*Job*
Transcribe the records below exactly as they appear, omitting any pictures.

== Source material ==

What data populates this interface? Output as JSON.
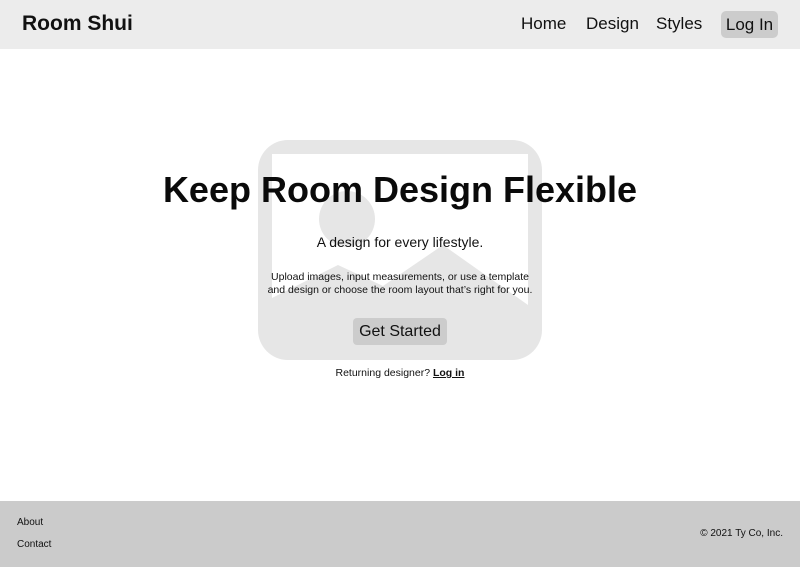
{
  "header": {
    "brand": "Room Shui",
    "nav": {
      "home": "Home",
      "design": "Design",
      "styles": "Styles",
      "login": "Log In"
    }
  },
  "hero": {
    "image_icon": "image-placeholder-icon",
    "title": "Keep Room Design Flexible",
    "subtitle": "A design for every lifestyle.",
    "description_line1": "Upload images, input measurements, or use a template",
    "description_line2": "and design or choose the room layout that’s right for you.",
    "cta": "Get Started",
    "returning_text": "Returning designer?",
    "returning_link": "Log in"
  },
  "footer": {
    "about": "About",
    "contact": "Contact",
    "copyright": "© 2021 Ty Co, Inc."
  },
  "colors": {
    "header_bg": "#ececec",
    "footer_bg": "#cbcbcb",
    "button_bg": "#cccccc",
    "placeholder_gray": "#e6e6e6"
  }
}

===

*Answer to this problem*
What data populates this interface? Output as JSON.
{
  "header": {
    "brand": "Room Shui",
    "nav": {
      "home": "Home",
      "design": "Design",
      "styles": "Styles",
      "login": "Log In"
    }
  },
  "hero": {
    "image_icon": "image-placeholder-icon",
    "title": "Keep Room Design Flexible",
    "subtitle": "A design for every lifestyle.",
    "description_line1": "Upload images, input measurements, or use a template",
    "description_line2": "and design or choose the room layout that’s right for you.",
    "cta": "Get Started",
    "returning_text": "Returning designer?",
    "returning_link": "Log in"
  },
  "footer": {
    "about": "About",
    "contact": "Contact",
    "copyright": "© 2021 Ty Co, Inc."
  },
  "colors": {
    "header_bg": "#ececec",
    "footer_bg": "#cbcbcb",
    "button_bg": "#cccccc",
    "placeholder_gray": "#e6e6e6"
  }
}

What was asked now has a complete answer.